Stated exercise
Search the records that follow and extract every line containing the string "this".

## START Provided data

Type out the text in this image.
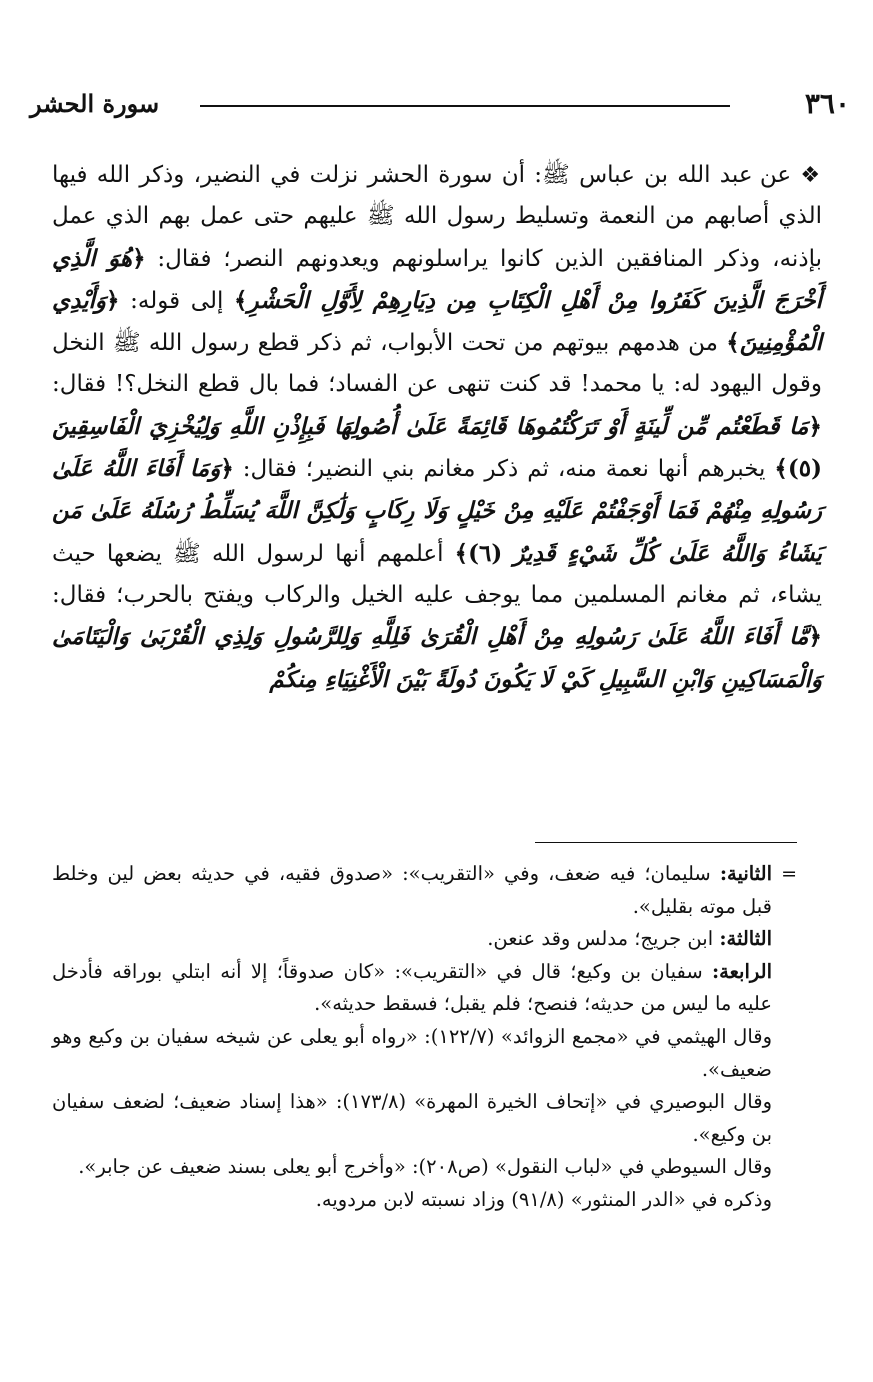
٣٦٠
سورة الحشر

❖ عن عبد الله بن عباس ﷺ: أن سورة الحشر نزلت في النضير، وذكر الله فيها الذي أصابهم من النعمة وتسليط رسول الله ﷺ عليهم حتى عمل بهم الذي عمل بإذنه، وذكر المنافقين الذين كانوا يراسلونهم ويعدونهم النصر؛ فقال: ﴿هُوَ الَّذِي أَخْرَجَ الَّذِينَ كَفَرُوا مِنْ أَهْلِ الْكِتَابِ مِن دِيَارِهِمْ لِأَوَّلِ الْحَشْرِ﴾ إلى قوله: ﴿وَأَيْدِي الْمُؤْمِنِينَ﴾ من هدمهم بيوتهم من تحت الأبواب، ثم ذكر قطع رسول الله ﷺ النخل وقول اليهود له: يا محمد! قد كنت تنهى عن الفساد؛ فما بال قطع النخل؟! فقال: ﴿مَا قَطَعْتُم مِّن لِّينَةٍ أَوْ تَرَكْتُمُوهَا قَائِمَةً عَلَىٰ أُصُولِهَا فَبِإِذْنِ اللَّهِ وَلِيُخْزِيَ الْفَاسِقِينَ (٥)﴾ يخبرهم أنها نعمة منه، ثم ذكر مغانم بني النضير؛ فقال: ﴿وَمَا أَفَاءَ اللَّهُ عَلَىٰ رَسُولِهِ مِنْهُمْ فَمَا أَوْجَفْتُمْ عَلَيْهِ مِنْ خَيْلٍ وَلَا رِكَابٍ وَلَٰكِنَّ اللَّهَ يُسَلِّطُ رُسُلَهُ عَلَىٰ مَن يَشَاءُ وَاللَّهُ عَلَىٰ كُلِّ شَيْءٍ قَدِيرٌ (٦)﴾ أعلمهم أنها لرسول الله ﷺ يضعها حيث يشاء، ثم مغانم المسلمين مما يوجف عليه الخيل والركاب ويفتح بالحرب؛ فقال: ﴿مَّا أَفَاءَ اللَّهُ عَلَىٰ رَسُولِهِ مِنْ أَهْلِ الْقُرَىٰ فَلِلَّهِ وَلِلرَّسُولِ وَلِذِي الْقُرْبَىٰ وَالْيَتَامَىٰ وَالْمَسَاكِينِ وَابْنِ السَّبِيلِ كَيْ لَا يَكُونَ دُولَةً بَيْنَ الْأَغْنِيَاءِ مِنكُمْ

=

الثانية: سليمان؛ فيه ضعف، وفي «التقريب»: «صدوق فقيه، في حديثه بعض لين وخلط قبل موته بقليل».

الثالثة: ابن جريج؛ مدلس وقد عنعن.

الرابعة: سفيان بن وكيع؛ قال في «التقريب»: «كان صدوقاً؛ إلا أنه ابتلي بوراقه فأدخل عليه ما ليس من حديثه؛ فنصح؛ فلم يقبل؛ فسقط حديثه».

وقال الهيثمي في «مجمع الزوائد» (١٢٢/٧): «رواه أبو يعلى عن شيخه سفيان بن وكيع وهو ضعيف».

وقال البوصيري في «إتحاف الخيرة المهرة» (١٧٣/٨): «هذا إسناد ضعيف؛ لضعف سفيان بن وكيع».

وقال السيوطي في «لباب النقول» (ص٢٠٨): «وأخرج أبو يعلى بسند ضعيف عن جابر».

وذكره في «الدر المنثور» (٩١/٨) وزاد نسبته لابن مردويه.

## END Provided data
## START Provided data

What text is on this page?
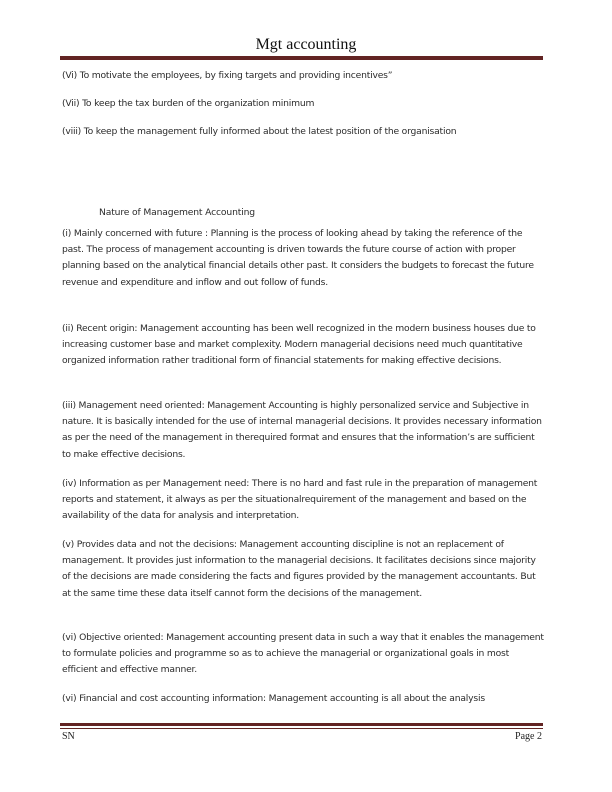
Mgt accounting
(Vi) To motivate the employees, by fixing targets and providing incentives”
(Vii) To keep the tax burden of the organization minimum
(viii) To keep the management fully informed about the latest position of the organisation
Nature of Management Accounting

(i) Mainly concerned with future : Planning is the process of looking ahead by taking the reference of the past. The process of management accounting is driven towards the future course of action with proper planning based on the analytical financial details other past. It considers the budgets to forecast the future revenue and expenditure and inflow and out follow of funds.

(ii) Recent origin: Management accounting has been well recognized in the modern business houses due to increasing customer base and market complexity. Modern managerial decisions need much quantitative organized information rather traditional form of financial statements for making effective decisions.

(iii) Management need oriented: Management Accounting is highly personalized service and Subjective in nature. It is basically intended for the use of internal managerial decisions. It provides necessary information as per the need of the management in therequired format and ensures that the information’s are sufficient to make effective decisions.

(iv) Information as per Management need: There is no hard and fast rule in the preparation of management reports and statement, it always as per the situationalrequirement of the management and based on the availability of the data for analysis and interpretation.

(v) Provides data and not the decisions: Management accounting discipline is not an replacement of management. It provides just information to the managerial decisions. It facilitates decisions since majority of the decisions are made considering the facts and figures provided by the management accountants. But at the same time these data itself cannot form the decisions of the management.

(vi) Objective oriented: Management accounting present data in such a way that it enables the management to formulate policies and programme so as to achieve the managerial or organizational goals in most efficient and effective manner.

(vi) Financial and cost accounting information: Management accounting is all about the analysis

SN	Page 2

## END Provided data

Complete response
Type out the text in this image.
What text is on this page?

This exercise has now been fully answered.